-- BEGIN --

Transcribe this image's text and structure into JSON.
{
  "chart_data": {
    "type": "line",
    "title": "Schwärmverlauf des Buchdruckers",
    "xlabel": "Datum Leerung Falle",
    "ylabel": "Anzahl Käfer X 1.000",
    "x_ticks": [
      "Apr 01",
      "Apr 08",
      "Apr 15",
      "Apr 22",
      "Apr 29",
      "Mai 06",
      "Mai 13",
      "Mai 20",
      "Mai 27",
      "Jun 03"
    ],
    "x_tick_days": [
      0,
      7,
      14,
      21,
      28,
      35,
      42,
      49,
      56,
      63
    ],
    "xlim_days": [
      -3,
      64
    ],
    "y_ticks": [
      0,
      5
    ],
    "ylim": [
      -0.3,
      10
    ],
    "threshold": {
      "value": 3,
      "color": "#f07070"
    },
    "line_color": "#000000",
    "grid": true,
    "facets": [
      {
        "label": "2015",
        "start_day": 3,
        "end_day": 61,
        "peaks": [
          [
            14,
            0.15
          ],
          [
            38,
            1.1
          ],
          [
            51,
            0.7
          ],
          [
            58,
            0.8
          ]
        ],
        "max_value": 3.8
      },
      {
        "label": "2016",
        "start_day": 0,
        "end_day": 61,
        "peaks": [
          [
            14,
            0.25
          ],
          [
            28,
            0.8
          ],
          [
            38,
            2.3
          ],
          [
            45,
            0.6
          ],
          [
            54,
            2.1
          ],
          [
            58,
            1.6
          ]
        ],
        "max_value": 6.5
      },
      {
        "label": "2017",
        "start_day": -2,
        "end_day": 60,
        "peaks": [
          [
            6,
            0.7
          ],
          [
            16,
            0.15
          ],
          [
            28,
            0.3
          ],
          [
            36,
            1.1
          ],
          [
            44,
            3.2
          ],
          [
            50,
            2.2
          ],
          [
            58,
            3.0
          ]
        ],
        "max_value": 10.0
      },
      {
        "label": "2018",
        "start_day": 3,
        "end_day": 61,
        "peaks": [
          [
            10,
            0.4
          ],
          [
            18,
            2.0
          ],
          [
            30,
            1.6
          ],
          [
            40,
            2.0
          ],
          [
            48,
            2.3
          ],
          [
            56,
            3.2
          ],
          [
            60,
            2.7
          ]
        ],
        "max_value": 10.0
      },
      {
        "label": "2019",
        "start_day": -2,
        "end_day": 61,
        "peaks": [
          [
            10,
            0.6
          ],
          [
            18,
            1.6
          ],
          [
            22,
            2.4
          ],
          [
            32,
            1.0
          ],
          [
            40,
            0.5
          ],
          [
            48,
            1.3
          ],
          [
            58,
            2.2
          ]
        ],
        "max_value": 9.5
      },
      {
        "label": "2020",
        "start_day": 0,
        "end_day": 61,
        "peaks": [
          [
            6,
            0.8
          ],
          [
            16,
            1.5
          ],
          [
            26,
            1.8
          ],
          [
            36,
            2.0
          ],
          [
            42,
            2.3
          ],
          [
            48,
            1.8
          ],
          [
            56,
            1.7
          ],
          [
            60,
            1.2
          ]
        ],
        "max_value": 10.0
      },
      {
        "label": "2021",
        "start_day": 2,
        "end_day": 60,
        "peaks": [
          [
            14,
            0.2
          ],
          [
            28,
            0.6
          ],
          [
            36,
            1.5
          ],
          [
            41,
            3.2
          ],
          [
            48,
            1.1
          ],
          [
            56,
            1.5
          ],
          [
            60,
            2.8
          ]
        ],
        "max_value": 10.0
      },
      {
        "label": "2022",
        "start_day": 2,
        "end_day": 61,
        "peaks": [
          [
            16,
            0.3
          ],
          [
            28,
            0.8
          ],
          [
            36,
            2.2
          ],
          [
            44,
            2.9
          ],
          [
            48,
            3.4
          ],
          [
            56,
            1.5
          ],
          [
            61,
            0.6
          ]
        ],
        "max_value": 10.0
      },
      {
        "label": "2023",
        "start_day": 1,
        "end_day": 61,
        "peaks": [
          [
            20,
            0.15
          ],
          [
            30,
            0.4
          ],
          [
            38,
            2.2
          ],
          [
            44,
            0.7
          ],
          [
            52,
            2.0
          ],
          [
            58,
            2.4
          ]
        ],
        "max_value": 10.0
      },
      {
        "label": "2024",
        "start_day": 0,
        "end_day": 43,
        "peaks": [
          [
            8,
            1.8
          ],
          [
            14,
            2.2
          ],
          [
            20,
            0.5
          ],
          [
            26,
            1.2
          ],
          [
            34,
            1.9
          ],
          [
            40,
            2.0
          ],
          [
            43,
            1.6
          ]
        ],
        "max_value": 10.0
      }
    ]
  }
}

-- END --

Goal of the exercise
Repeat the data in its entirety, character for character.

Written answer
Transcribe this image's text and structure into JSON.
{
  "chart_data": {
    "type": "line",
    "title": "Schwärmverlauf des Buchdruckers",
    "xlabel": "Datum Leerung Falle",
    "ylabel": "Anzahl Käfer X 1.000",
    "x_ticks": [
      "Apr 01",
      "Apr 08",
      "Apr 15",
      "Apr 22",
      "Apr 29",
      "Mai 06",
      "Mai 13",
      "Mai 20",
      "Mai 27",
      "Jun 03"
    ],
    "x_tick_days": [
      0,
      7,
      14,
      21,
      28,
      35,
      42,
      49,
      56,
      63
    ],
    "xlim_days": [
      -3,
      64
    ],
    "y_ticks": [
      0,
      5
    ],
    "ylim": [
      -0.3,
      10
    ],
    "threshold": {
      "value": 3,
      "color": "#f07070"
    },
    "line_color": "#000000",
    "grid": true,
    "facets": [
      {
        "label": "2015",
        "start_day": 3,
        "end_day": 61,
        "peaks": [
          [
            14,
            0.15
          ],
          [
            38,
            1.1
          ],
          [
            51,
            0.7
          ],
          [
            58,
            0.8
          ]
        ],
        "max_value": 3.8
      },
      {
        "label": "2016",
        "start_day": 0,
        "end_day": 61,
        "peaks": [
          [
            14,
            0.25
          ],
          [
            28,
            0.8
          ],
          [
            38,
            2.3
          ],
          [
            45,
            0.6
          ],
          [
            54,
            2.1
          ],
          [
            58,
            1.6
          ]
        ],
        "max_value": 6.5
      },
      {
        "label": "2017",
        "start_day": -2,
        "end_day": 60,
        "peaks": [
          [
            6,
            0.7
          ],
          [
            16,
            0.15
          ],
          [
            28,
            0.3
          ],
          [
            36,
            1.1
          ],
          [
            44,
            3.2
          ],
          [
            50,
            2.2
          ],
          [
            58,
            3.0
          ]
        ],
        "max_value": 10.0
      },
      {
        "label": "2018",
        "start_day": 3,
        "end_day": 61,
        "peaks": [
          [
            10,
            0.4
          ],
          [
            18,
            2.0
          ],
          [
            30,
            1.6
          ],
          [
            40,
            2.0
          ],
          [
            48,
            2.3
          ],
          [
            56,
            3.2
          ],
          [
            60,
            2.7
          ]
        ],
        "max_value": 10.0
      },
      {
        "label": "2019",
        "start_day": -2,
        "end_day": 61,
        "peaks": [
          [
            10,
            0.6
          ],
          [
            18,
            1.6
          ],
          [
            22,
            2.4
          ],
          [
            32,
            1.0
          ],
          [
            40,
            0.5
          ],
          [
            48,
            1.3
          ],
          [
            58,
            2.2
          ]
        ],
        "max_value": 9.5
      },
      {
        "label": "2020",
        "start_day": 0,
        "end_day": 61,
        "peaks": [
          [
            6,
            0.8
          ],
          [
            16,
            1.5
          ],
          [
            26,
            1.8
          ],
          [
            36,
            2.0
          ],
          [
            42,
            2.3
          ],
          [
            48,
            1.8
          ],
          [
            56,
            1.7
          ],
          [
            60,
            1.2
          ]
        ],
        "max_value": 10.0
      },
      {
        "label": "2021",
        "start_day": 2,
        "end_day": 60,
        "peaks": [
          [
            14,
            0.2
          ],
          [
            28,
            0.6
          ],
          [
            36,
            1.5
          ],
          [
            41,
            3.2
          ],
          [
            48,
            1.1
          ],
          [
            56,
            1.5
          ],
          [
            60,
            2.8
          ]
        ],
        "max_value": 10.0
      },
      {
        "label": "2022",
        "start_day": 2,
        "end_day": 61,
        "peaks": [
          [
            16,
            0.3
          ],
          [
            28,
            0.8
          ],
          [
            36,
            2.2
          ],
          [
            44,
            2.9
          ],
          [
            48,
            3.4
          ],
          [
            56,
            1.5
          ],
          [
            61,
            0.6
          ]
        ],
        "max_value": 10.0
      },
      {
        "label": "2023",
        "start_day": 1,
        "end_day": 61,
        "peaks": [
          [
            20,
            0.15
          ],
          [
            30,
            0.4
          ],
          [
            38,
            2.2
          ],
          [
            44,
            0.7
          ],
          [
            52,
            2.0
          ],
          [
            58,
            2.4
          ]
        ],
        "max_value": 10.0
      },
      {
        "label": "2024",
        "start_day": 0,
        "end_day": 43,
        "peaks": [
          [
            8,
            1.8
          ],
          [
            14,
            2.2
          ],
          [
            20,
            0.5
          ],
          [
            26,
            1.2
          ],
          [
            34,
            1.9
          ],
          [
            40,
            2.0
          ],
          [
            43,
            1.6
          ]
        ],
        "max_value": 10.0
      }
    ]
  }
}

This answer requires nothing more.